┌──

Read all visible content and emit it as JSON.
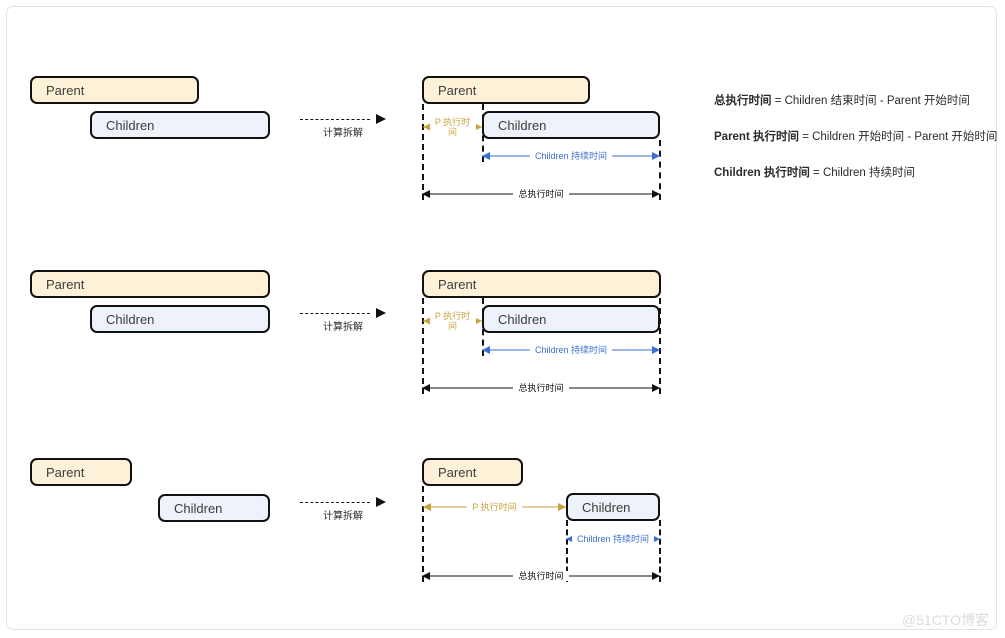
{
  "labels": {
    "parent": "Parent",
    "children": "Children",
    "transition": "计算拆解",
    "p_exec_time": "P 执行时间",
    "children_duration": "Children 持续时间",
    "total_exec_time": "总执行时间"
  },
  "colors": {
    "parent_fill": "#fdf2d7",
    "children_fill": "#eef2fa",
    "box_border": "#111111",
    "gold_arrow": "#c8a33c",
    "blue_arrow": "#3b6fd4",
    "black_arrow": "#111111",
    "frame_border": "#e3e3e3",
    "watermark": "#dcdcdc"
  },
  "formulas": [
    {
      "lhs": "总执行时间",
      "rhs": " = Children 结束时间 - Parent 开始时间"
    },
    {
      "lhs": "Parent 执行时间",
      "rhs": " = Children 开始时间 - Parent 开始时间"
    },
    {
      "lhs": "Children 执行时间",
      "rhs": " = Children 持续时间"
    }
  ],
  "rows": [
    {
      "name": "row-1",
      "left": {
        "parent": "Parent",
        "children": "Children"
      },
      "right": {
        "parent": "Parent",
        "children": "Children",
        "p_exec_time": "P 执行时间",
        "children_duration": "Children 持续时间",
        "total_exec_time": "总执行时间"
      },
      "transition": "计算拆解"
    },
    {
      "name": "row-2",
      "left": {
        "parent": "Parent",
        "children": "Children"
      },
      "right": {
        "parent": "Parent",
        "children": "Children",
        "p_exec_time": "P 执行时间",
        "children_duration": "Children 持续时间",
        "total_exec_time": "总执行时间"
      },
      "transition": "计算拆解"
    },
    {
      "name": "row-3",
      "left": {
        "parent": "Parent",
        "children": "Children"
      },
      "right": {
        "parent": "Parent",
        "children": "Children",
        "p_exec_time": "P 执行时间",
        "children_duration": "Children 持续时间",
        "total_exec_time": "总执行时间"
      },
      "transition": "计算拆解"
    }
  ],
  "watermark": "@51CTO博客"
}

└──

= Directive =
Transcribe the whole listing, character for character, but not its images.

= Response to the exercise =
Read all visible content and emit it as JSON.
{
  "labels": {
    "parent": "Parent",
    "children": "Children",
    "transition": "计算拆解",
    "p_exec_time": "P 执行时间",
    "children_duration": "Children 持续时间",
    "total_exec_time": "总执行时间"
  },
  "colors": {
    "parent_fill": "#fdf2d7",
    "children_fill": "#eef2fa",
    "box_border": "#111111",
    "gold_arrow": "#c8a33c",
    "blue_arrow": "#3b6fd4",
    "black_arrow": "#111111",
    "frame_border": "#e3e3e3",
    "watermark": "#dcdcdc"
  },
  "formulas": [
    {
      "lhs": "总执行时间",
      "rhs": " = Children 结束时间 - Parent 开始时间"
    },
    {
      "lhs": "Parent 执行时间",
      "rhs": " = Children 开始时间 - Parent 开始时间"
    },
    {
      "lhs": "Children 执行时间",
      "rhs": " = Children 持续时间"
    }
  ],
  "rows": [
    {
      "name": "row-1",
      "left": {
        "parent": "Parent",
        "children": "Children"
      },
      "right": {
        "parent": "Parent",
        "children": "Children",
        "p_exec_time": "P 执行时间",
        "children_duration": "Children 持续时间",
        "total_exec_time": "总执行时间"
      },
      "transition": "计算拆解"
    },
    {
      "name": "row-2",
      "left": {
        "parent": "Parent",
        "children": "Children"
      },
      "right": {
        "parent": "Parent",
        "children": "Children",
        "p_exec_time": "P 执行时间",
        "children_duration": "Children 持续时间",
        "total_exec_time": "总执行时间"
      },
      "transition": "计算拆解"
    },
    {
      "name": "row-3",
      "left": {
        "parent": "Parent",
        "children": "Children"
      },
      "right": {
        "parent": "Parent",
        "children": "Children",
        "p_exec_time": "P 执行时间",
        "children_duration": "Children 持续时间",
        "total_exec_time": "总执行时间"
      },
      "transition": "计算拆解"
    }
  ],
  "watermark": "@51CTO博客"
}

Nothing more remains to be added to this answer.